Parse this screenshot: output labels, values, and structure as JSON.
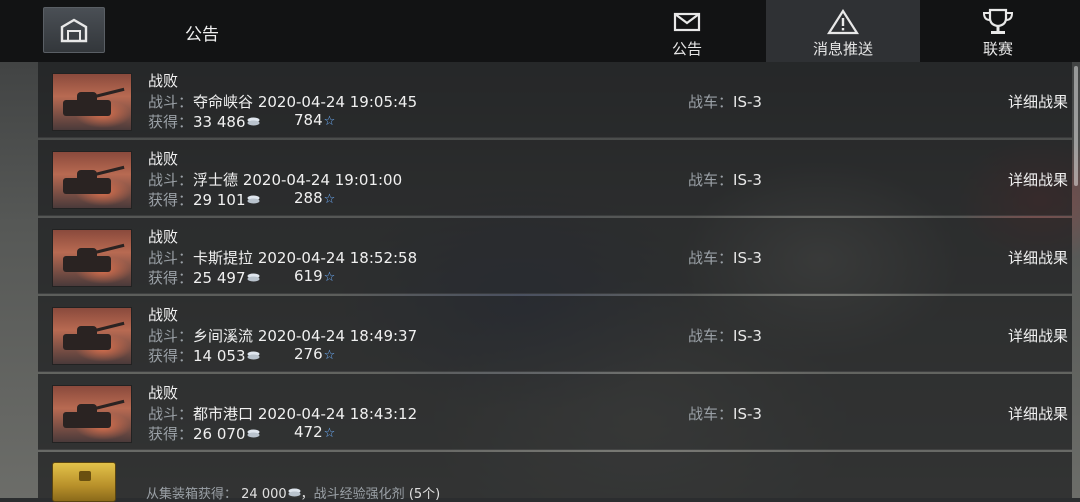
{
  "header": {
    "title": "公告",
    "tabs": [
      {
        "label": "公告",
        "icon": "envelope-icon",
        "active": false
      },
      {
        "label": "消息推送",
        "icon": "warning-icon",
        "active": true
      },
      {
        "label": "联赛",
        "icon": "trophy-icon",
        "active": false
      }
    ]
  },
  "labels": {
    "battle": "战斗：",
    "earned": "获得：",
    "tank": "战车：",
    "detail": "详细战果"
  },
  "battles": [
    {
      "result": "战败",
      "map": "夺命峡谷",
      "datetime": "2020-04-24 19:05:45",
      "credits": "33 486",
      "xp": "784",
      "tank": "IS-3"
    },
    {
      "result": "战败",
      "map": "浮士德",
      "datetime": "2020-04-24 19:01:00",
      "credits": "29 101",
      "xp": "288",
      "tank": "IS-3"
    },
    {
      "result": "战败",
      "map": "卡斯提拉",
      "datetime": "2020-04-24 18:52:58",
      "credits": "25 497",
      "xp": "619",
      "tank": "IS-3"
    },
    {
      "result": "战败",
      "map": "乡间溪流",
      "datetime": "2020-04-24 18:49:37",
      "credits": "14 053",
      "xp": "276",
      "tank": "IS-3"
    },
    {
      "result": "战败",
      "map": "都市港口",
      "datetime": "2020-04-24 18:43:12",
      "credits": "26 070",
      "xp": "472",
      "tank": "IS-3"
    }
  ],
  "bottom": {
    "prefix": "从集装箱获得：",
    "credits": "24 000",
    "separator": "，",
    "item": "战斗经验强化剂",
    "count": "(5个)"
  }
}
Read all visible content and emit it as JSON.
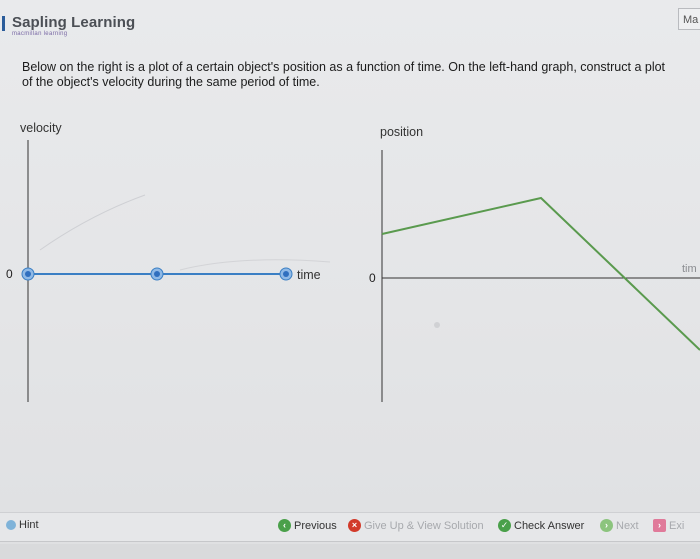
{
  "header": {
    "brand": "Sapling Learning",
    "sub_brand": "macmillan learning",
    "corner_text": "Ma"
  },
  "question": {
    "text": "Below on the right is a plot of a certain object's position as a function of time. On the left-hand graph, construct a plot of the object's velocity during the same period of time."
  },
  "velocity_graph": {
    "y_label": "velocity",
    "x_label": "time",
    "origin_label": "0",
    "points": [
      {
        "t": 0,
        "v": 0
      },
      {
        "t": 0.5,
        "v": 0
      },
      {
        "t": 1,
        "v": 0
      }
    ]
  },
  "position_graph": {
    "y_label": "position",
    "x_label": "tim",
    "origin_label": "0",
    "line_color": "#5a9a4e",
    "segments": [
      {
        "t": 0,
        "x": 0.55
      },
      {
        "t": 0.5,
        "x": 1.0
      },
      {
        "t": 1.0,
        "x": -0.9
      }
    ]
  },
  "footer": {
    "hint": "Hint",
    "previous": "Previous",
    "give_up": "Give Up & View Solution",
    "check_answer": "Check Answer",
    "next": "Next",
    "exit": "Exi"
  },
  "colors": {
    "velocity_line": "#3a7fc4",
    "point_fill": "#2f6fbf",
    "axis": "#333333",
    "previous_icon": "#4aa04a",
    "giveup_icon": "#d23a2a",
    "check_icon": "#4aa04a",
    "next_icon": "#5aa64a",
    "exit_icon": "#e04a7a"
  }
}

Description of the task: Each line containing the word "credits" counts once; report the total alone.

Response to this task: 6